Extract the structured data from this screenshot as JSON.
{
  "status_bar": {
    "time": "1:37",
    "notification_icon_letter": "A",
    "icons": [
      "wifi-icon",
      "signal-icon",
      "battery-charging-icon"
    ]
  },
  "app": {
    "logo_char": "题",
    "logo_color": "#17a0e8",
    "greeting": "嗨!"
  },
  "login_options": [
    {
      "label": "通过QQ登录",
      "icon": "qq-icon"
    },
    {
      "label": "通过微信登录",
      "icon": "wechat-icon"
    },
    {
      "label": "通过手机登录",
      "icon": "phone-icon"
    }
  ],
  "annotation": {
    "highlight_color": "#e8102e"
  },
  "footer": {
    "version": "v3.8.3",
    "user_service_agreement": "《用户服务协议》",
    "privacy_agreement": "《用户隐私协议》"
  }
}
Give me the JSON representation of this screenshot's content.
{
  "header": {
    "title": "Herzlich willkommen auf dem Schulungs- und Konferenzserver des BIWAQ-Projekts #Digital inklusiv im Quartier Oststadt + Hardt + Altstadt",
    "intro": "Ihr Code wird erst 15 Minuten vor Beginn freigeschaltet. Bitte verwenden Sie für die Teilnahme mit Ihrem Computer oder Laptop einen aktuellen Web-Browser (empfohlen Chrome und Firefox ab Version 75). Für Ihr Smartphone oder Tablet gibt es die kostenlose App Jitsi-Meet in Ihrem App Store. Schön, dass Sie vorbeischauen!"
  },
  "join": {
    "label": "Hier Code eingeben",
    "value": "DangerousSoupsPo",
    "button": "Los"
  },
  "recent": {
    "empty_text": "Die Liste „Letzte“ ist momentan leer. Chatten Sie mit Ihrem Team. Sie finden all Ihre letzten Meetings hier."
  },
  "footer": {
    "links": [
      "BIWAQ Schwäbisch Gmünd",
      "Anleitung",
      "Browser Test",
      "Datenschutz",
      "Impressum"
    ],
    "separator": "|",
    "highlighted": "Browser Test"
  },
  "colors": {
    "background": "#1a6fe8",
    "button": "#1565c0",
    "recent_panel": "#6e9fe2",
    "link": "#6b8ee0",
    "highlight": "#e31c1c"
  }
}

* * *

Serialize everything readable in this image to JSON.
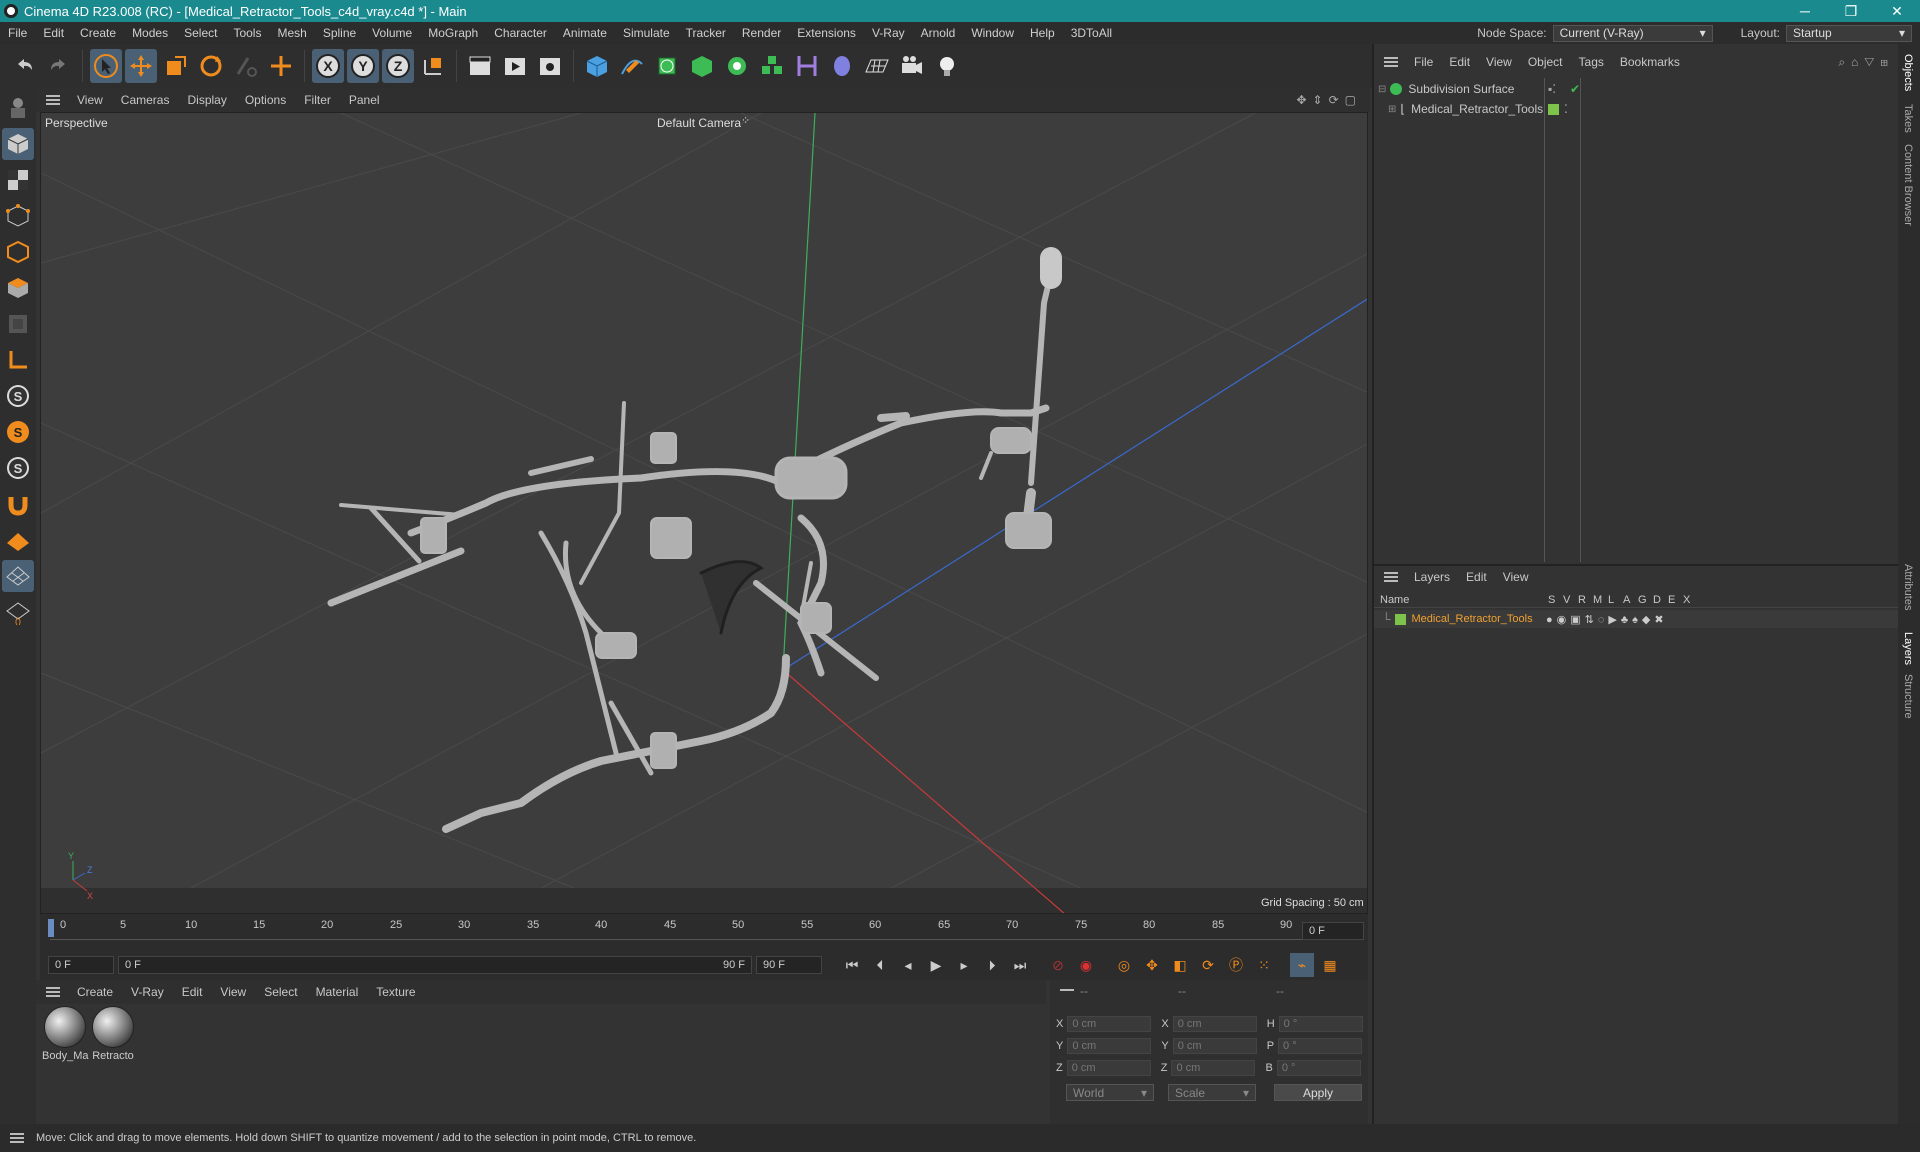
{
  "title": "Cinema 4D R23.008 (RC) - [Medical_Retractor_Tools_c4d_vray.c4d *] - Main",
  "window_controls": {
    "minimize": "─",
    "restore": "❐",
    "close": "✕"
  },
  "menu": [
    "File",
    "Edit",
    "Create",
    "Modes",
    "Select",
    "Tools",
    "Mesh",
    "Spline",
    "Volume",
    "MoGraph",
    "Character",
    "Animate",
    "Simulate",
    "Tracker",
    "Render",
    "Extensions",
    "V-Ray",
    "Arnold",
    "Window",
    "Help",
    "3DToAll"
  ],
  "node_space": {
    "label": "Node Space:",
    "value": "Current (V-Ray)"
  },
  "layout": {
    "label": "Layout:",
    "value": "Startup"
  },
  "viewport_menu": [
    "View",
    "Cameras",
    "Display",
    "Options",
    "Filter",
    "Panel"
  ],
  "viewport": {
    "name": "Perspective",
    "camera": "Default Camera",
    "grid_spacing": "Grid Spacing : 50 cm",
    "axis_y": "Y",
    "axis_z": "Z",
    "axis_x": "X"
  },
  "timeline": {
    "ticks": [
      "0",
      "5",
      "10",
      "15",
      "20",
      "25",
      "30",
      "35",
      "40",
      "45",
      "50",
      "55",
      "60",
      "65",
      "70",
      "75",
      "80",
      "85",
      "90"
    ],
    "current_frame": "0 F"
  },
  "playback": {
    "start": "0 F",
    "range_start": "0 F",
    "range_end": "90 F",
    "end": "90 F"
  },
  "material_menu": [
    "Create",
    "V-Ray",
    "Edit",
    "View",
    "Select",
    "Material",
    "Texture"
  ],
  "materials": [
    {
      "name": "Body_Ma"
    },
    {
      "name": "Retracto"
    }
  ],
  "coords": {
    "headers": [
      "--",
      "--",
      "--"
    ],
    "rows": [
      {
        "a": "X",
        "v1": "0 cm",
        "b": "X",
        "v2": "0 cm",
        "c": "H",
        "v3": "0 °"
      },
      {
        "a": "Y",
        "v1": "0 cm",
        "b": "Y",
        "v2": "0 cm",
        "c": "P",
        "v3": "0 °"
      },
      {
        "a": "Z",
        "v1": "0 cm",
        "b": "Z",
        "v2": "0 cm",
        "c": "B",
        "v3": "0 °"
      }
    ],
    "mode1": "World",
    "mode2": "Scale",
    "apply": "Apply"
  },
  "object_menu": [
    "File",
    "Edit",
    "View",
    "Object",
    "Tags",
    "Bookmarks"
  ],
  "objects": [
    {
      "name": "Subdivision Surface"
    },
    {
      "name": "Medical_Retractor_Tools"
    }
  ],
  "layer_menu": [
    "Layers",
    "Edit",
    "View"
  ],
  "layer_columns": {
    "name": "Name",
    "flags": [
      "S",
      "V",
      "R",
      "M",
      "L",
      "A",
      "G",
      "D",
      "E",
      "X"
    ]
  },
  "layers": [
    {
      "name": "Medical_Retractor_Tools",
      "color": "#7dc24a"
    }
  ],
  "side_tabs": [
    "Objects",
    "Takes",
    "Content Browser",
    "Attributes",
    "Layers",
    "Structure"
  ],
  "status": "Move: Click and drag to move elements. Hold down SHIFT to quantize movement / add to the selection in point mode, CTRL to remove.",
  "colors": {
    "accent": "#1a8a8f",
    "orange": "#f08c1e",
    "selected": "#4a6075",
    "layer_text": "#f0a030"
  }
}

## Work required:
Find the word "Test" in the records and pull out each line that has it.

## Complete output:
      "Browser Test",
    "highlighted": "Browser Test"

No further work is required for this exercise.